■ STATED GOAL
Reproduce the material word for word; the images stay out.

[Start of DATA ENTRIES]

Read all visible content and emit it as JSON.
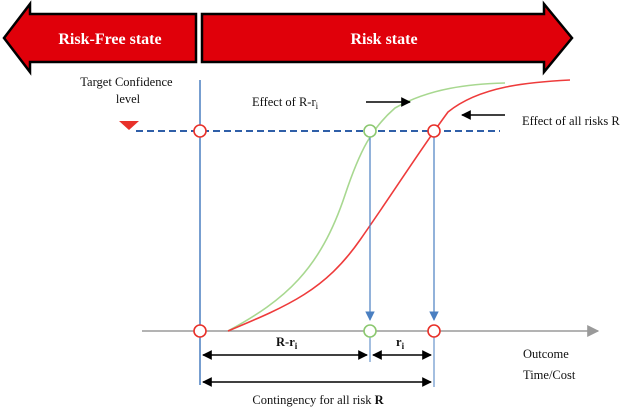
{
  "banners": {
    "risk_free": "Risk-Free state",
    "risk": "Risk state"
  },
  "labels": {
    "target_line1": "Target Confidence",
    "target_line2": "level",
    "effect_r_ri_prefix": "Effect of R-r",
    "effect_r_ri_sub": "i",
    "effect_all": "Effect of all risks R",
    "outcome_line1": "Outcome",
    "outcome_line2": "Time/Cost",
    "dim_r_ri_prefix": "R-r",
    "dim_r_ri_sub": "i",
    "dim_ri_prefix": "r",
    "dim_ri_sub": "i",
    "contingency_prefix": "Contingency for all risk ",
    "contingency_bold": "R"
  },
  "colors": {
    "banner_fill": "#e0000a",
    "green_curve": "#a8d890",
    "red_curve": "#ee3b3b",
    "blue_line": "#4a7fc1",
    "axis_gray": "#9a9a9a",
    "marker_red": "#e8312a"
  }
}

[End of DATA ENTRIES]

■ CORRECT RESULT
Read all visible content and emit it as JSON.
{
  "banners": {
    "risk_free": "Risk-Free state",
    "risk": "Risk state"
  },
  "labels": {
    "target_line1": "Target Confidence",
    "target_line2": "level",
    "effect_r_ri_prefix": "Effect of R-r",
    "effect_r_ri_sub": "i",
    "effect_all": "Effect of all risks R",
    "outcome_line1": "Outcome",
    "outcome_line2": "Time/Cost",
    "dim_r_ri_prefix": "R-r",
    "dim_r_ri_sub": "i",
    "dim_ri_prefix": "r",
    "dim_ri_sub": "i",
    "contingency_prefix": "Contingency for all risk ",
    "contingency_bold": "R"
  },
  "colors": {
    "banner_fill": "#e0000a",
    "green_curve": "#a8d890",
    "red_curve": "#ee3b3b",
    "blue_line": "#4a7fc1",
    "axis_gray": "#9a9a9a",
    "marker_red": "#e8312a"
  }
}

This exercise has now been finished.